Filter the data below for the string "JSON" and copy each matching line.

=== DATA FOR THE TASK ===

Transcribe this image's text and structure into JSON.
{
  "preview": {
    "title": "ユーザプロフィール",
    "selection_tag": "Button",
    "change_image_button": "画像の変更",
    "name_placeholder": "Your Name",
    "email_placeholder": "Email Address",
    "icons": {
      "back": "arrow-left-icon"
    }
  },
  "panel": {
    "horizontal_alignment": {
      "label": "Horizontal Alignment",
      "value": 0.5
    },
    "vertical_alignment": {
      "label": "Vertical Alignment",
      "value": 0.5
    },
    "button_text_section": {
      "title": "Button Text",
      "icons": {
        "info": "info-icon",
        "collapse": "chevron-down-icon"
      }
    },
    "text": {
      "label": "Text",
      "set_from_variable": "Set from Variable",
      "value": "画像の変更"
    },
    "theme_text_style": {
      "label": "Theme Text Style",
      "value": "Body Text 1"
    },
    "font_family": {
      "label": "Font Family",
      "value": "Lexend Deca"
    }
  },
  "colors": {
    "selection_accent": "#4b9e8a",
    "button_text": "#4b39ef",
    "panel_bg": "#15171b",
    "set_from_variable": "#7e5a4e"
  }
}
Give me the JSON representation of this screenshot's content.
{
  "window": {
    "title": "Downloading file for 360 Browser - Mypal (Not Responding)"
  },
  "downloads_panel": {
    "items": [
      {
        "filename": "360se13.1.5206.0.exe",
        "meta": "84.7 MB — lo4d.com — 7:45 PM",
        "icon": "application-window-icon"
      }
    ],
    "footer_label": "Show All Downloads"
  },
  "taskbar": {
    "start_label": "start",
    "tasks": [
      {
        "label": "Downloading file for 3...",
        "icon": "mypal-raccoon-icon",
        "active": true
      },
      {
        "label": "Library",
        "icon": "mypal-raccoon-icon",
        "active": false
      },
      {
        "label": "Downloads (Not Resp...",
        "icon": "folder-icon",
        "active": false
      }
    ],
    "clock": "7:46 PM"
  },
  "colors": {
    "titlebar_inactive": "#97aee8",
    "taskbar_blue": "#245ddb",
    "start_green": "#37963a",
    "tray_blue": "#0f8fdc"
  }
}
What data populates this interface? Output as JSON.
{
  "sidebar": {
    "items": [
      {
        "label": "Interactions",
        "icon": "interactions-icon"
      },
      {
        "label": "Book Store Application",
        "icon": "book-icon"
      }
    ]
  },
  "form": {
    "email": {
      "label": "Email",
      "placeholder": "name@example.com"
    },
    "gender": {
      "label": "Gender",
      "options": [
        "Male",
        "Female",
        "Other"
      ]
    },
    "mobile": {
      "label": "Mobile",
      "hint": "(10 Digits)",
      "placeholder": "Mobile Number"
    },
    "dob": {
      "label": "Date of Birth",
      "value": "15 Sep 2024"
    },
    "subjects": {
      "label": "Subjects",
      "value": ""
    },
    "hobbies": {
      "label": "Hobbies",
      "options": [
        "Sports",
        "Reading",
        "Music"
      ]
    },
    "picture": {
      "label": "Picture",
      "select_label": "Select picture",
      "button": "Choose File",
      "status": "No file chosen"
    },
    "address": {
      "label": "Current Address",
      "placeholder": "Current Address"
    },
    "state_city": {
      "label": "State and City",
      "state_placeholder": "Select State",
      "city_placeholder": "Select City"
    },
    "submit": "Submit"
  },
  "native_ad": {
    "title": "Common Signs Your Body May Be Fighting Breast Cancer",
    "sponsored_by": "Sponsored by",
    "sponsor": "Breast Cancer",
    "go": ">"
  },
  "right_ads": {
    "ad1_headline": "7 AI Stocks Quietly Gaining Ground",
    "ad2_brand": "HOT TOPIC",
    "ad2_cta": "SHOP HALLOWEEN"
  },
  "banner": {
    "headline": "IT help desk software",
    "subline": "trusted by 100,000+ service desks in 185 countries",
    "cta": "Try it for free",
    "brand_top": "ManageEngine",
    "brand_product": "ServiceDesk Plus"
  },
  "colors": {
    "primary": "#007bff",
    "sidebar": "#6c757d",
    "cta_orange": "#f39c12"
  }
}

===

*OUTPUT BELOW*
Transcribe this image's text and structure into JSON.
Give me the JSON representation of this screenshot's content.
What data populates this interface? Output as JSON.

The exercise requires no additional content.